• _What is expected_
Go through the listing below and gather every line with the word "International".

═══ Input rows

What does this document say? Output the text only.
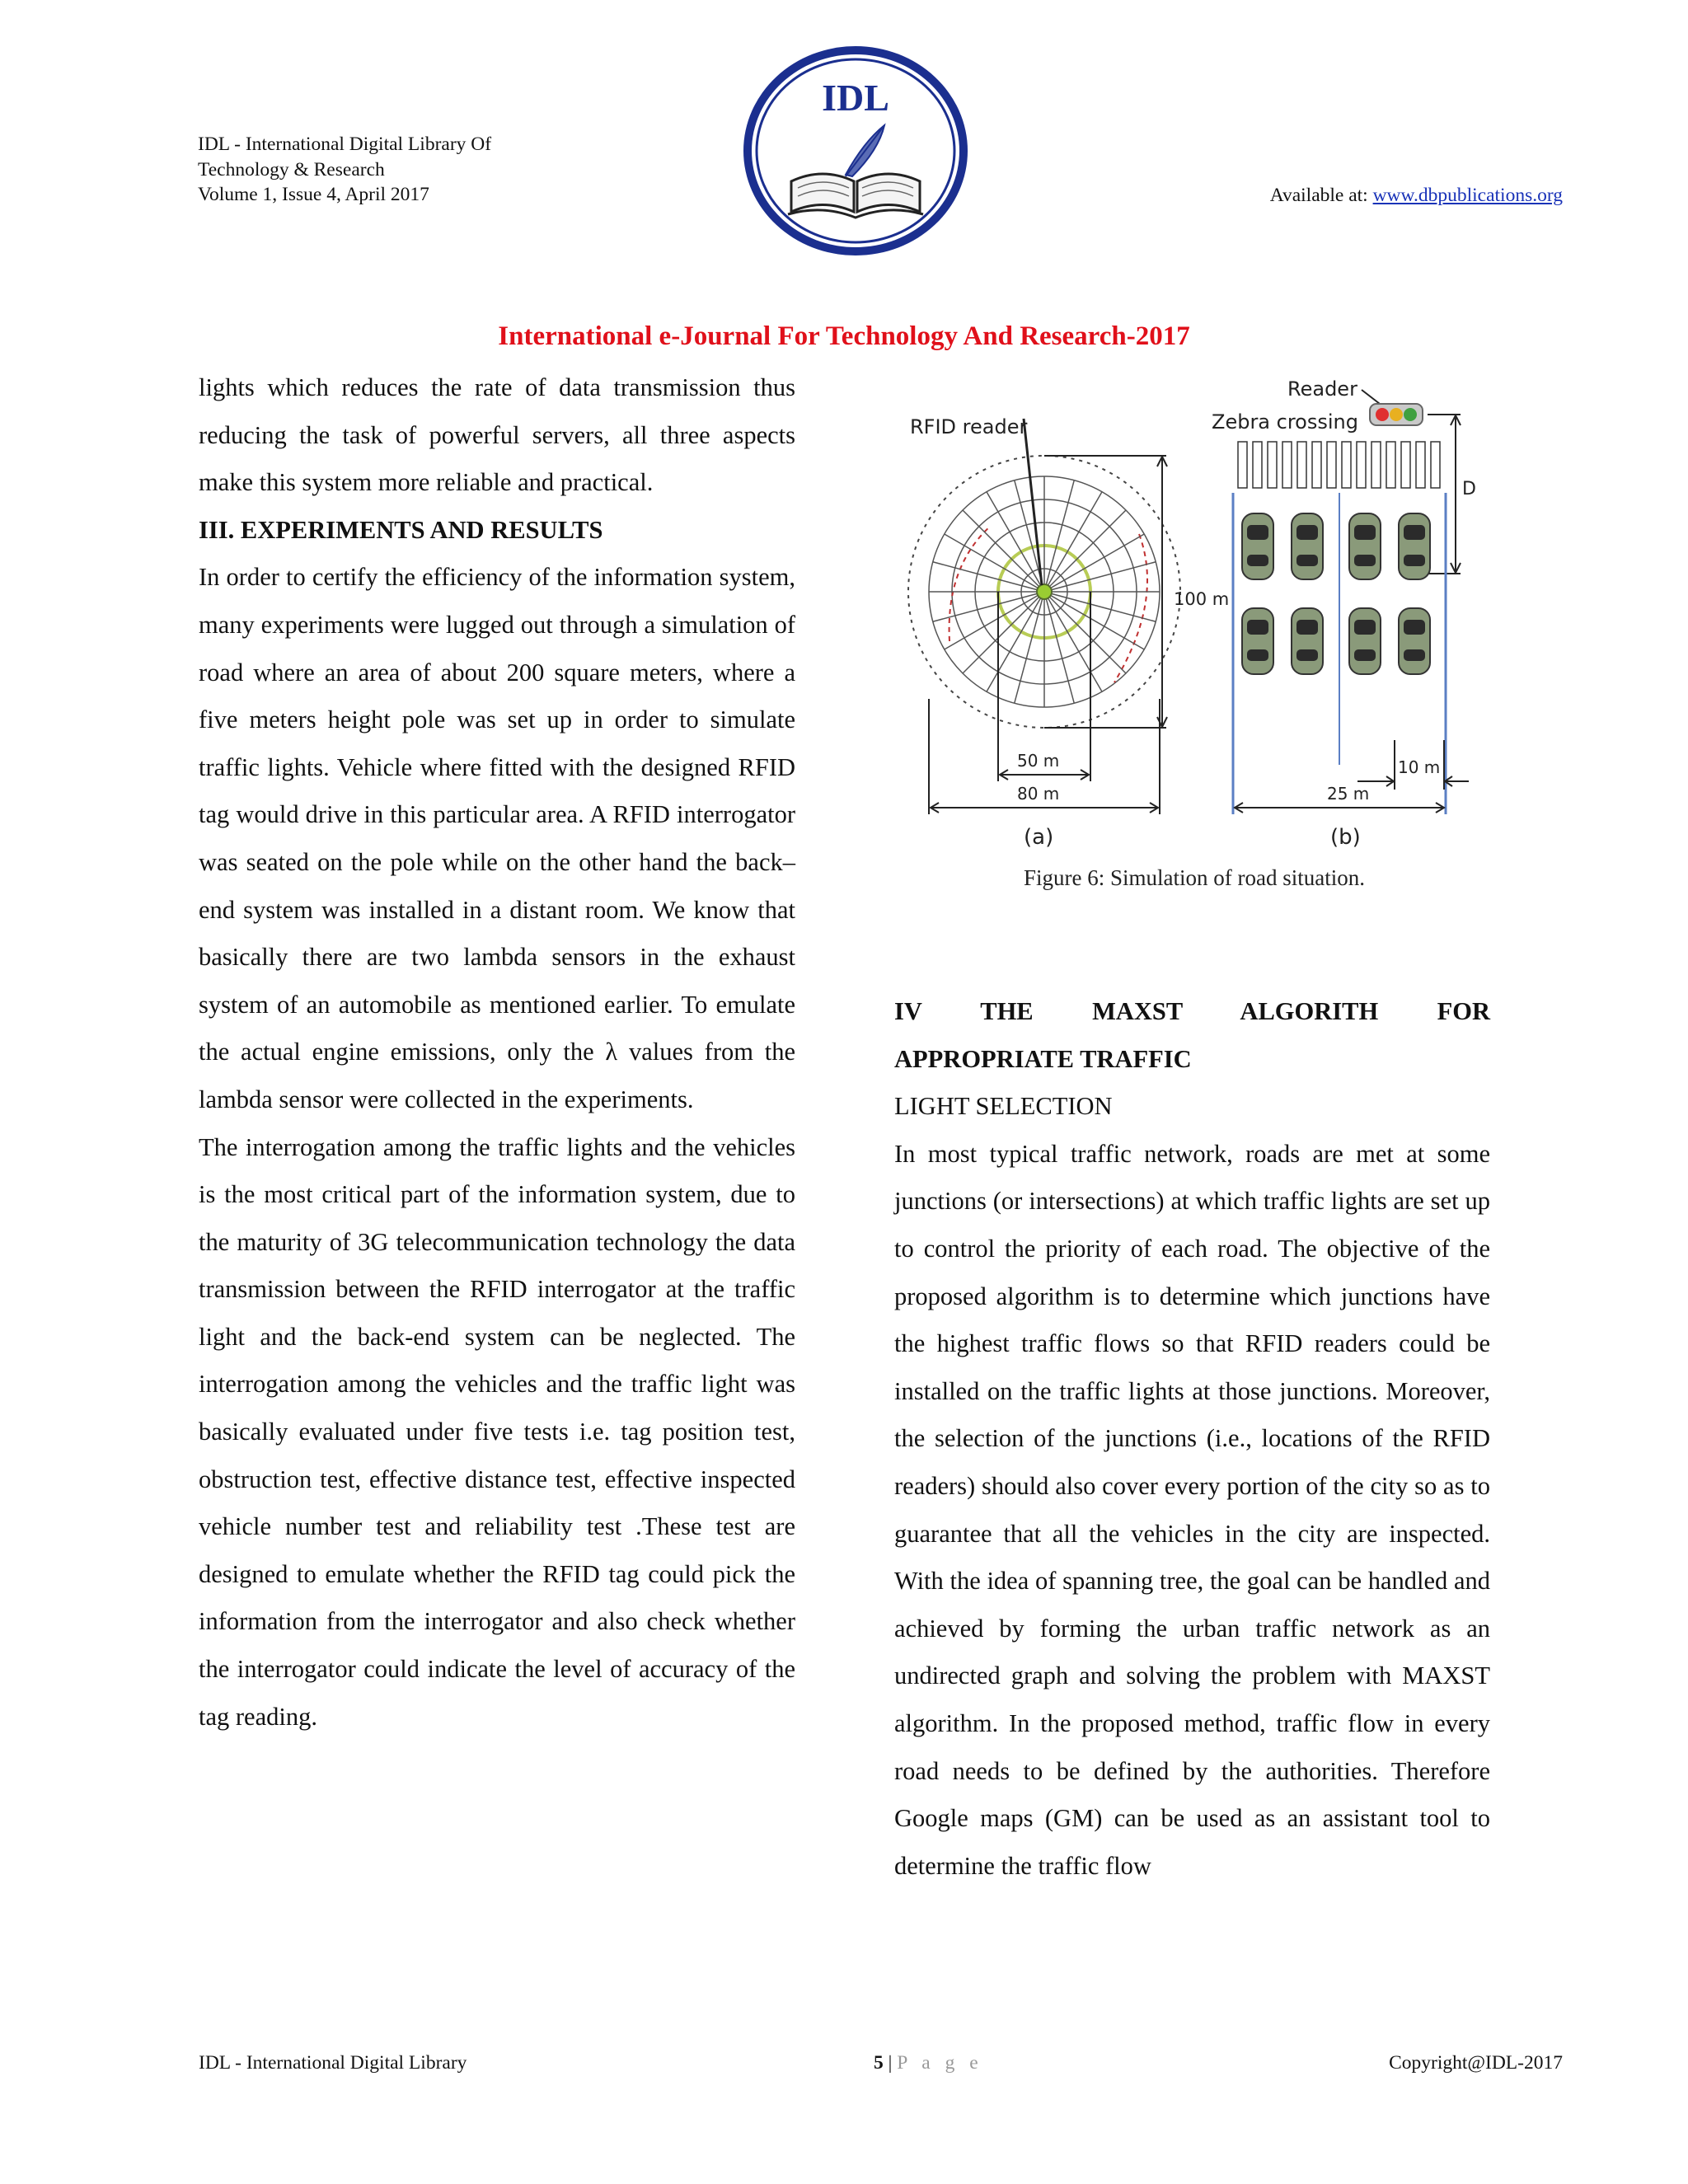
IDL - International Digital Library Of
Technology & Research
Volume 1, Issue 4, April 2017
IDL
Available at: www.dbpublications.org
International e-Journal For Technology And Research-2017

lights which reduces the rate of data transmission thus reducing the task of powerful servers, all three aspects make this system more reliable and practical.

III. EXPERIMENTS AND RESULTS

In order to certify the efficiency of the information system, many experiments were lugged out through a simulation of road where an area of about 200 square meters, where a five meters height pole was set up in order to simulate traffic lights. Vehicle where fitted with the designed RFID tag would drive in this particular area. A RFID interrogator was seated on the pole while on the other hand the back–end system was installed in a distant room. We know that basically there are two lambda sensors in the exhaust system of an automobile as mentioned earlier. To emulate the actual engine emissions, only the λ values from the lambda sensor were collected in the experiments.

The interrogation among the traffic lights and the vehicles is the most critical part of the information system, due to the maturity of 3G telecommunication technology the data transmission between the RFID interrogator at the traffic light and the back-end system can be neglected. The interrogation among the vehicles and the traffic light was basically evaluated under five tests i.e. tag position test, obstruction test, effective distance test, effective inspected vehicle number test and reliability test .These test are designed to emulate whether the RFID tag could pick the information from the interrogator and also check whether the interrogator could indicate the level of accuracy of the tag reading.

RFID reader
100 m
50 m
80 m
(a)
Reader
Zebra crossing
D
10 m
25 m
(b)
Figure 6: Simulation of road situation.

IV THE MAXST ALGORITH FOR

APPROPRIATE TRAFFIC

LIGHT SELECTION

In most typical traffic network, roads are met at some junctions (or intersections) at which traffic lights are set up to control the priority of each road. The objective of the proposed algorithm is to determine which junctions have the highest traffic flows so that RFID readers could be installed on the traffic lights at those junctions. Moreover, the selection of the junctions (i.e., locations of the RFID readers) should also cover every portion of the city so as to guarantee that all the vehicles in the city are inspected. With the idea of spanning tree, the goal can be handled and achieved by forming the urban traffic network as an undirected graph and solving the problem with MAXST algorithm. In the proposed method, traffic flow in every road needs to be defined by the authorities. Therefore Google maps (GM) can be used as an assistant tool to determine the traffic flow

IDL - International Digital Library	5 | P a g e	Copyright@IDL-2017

══════

• _Task answer_
IDL - International Digital Library Of
International e-Journal For Technology And Research-2017
IDL - International Digital Library	5 | P a g e	Copyright@IDL-2017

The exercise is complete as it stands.